**** Exercise inputs

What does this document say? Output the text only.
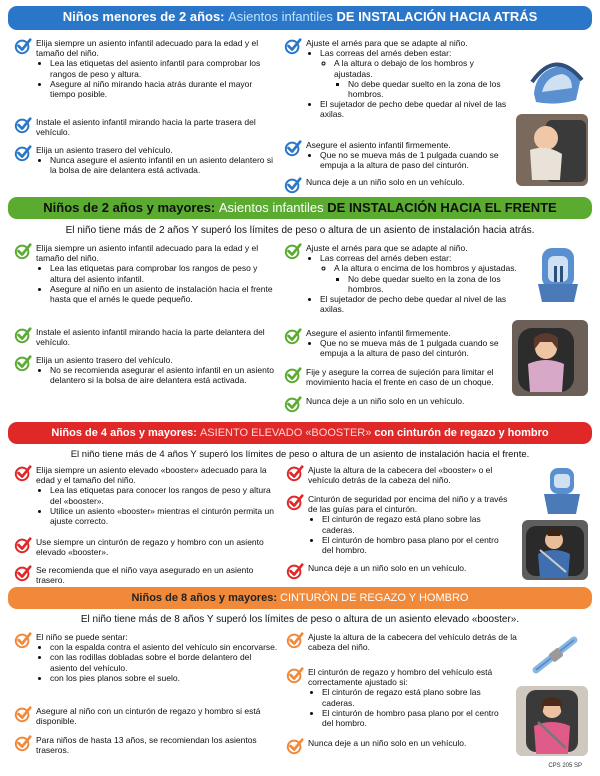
Niños menores de 2 años: Asientos infantiles DE INSTALACIÓN HACIA ATRÁS
Elija siempre un asiento infantil adecuado para la edad y el tamaño del niño.
• Lea las etiquetas del asiento infantil para comprobar los rangos de peso y altura.
• Asegure al niño mirando hacia atrás durante el mayor tiempo posible.
Instale el asiento infantil mirando hacia la parte trasera del vehículo.
Elija un asiento trasero del vehículo.
• Nunca asegure el asiento infantil en un asiento delantero si la bolsa de aire delantera está activada.
Ajuste el arnés para que se adapte al niño.
• Las correas del arnés deben estar:
◦ A la altura o debajo de los hombros y ajustadas.
▪ No debe quedar suelto en la zona de los hombros.
• El sujetador de pecho debe quedar al nivel de las axilas.
Asegure el asiento infantil firmemente.
• Que no se mueva más de 1 pulgada cuando se empuja a la altura de paso del cinturón.
Nunca deje a un niño solo en un vehículo.
Niños de 2 años y mayores: Asientos infantiles DE INSTALACIÓN HACIA EL FRENTE
El niño tiene más de 2 años Y superó los límites de peso o altura de un asiento de instalación hacia atrás.
Elija siempre un asiento infantil adecuado para la edad y el tamaño del niño.
• Lea las etiquetas para comprobar los rangos de peso y altura del asiento infantil.
• Asegure al niño en un asiento de instalación hacia el frente hasta que el arnés le quede pequeño.
Instale el asiento infantil mirando hacia la parte delantera del vehículo.
Elija un asiento trasero del vehículo.
• No se recomienda asegurar el asiento infantil en un asiento delantero si la bolsa de aire delantera está activada.
Ajuste el arnés para que se adapte al niño.
• Las correas del arnés deben estar:
◦ A la altura o encima de los hombros y ajustadas.
▪ No debe quedar suelto en la zona de los hombros.
• El sujetador de pecho debe quedar al nivel de las axilas.
Asegure el asiento infantil firmemente.
• Que no se mueva más de 1 pulgada cuando se empuja a la altura de paso del cinturón.
Fije y asegure la correa de sujeción para limitar el movimiento hacia el frente en caso de un choque.
Nunca deje a un niño solo en un vehículo.
Niños de 4 años y mayores: ASIENTO ELEVADO «BOOSTER» con cinturón de regazo y hombro
El niño tiene más de 4 años Y superó los límites de peso o altura de un asiento de instalación hacia el frente.
Elija siempre un asiento elevado «booster» adecuado para la edad y el tamaño del niño.
• Lea las etiquetas para conocer los rangos de peso y altura del «booster».
• Utilice un asiento «booster» mientras el cinturón permita un ajuste correcto.
Use siempre un cinturón de regazo y hombro con un asiento elevado «booster».
Se recomienda que el niño vaya asegurado en un asiento trasero.
Ajuste la altura de la cabecera del «booster» o el vehículo detrás de la cabeza del niño.
Cinturón de seguridad por encima del niño y a través de las guías para el cinturón.
• El cinturón de regazo está plano sobre las caderas.
• El cinturón de hombro pasa plano por el centro del hombro.
Nunca deje a un niño solo en un vehículo.
Niños de 8 años y mayores: CINTURÓN DE REGAZO Y HOMBRO
El niño tiene más de 8 años Y superó los límites de peso o altura de un asiento elevado «booster».
El niño se puede sentar:
• con la espalda contra el asiento del vehículo sin encorvarse.
• con las rodillas dobladas sobre el borde delantero del asiento del vehículo.
• con los pies planos sobre el suelo.
Asegure al niño con un cinturón de regazo y hombro si está disponible.
Para niños de hasta 13 años, se recomiendan los asientos traseros.
Ajuste la altura de la cabecera del vehículo detrás de la cabeza del niño.
El cinturón de regazo y hombro del vehículo está correctamente ajustado si:
• El cinturón de regazo está plano sobre las caderas.
• El cinturón de hombro pasa plano por el centro del hombro.
Nunca deje a un niño solo en un vehículo.
CPS 205 SP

********

__Required work__: Look through the entries above and report each line where the string "cabecera" occurs.

__Correct output__:
Ajuste la altura de la cabecera del «booster» o el vehículo detrás de la cabeza del niño.
Ajuste la altura de la cabecera del vehículo detrás de la cabeza del niño.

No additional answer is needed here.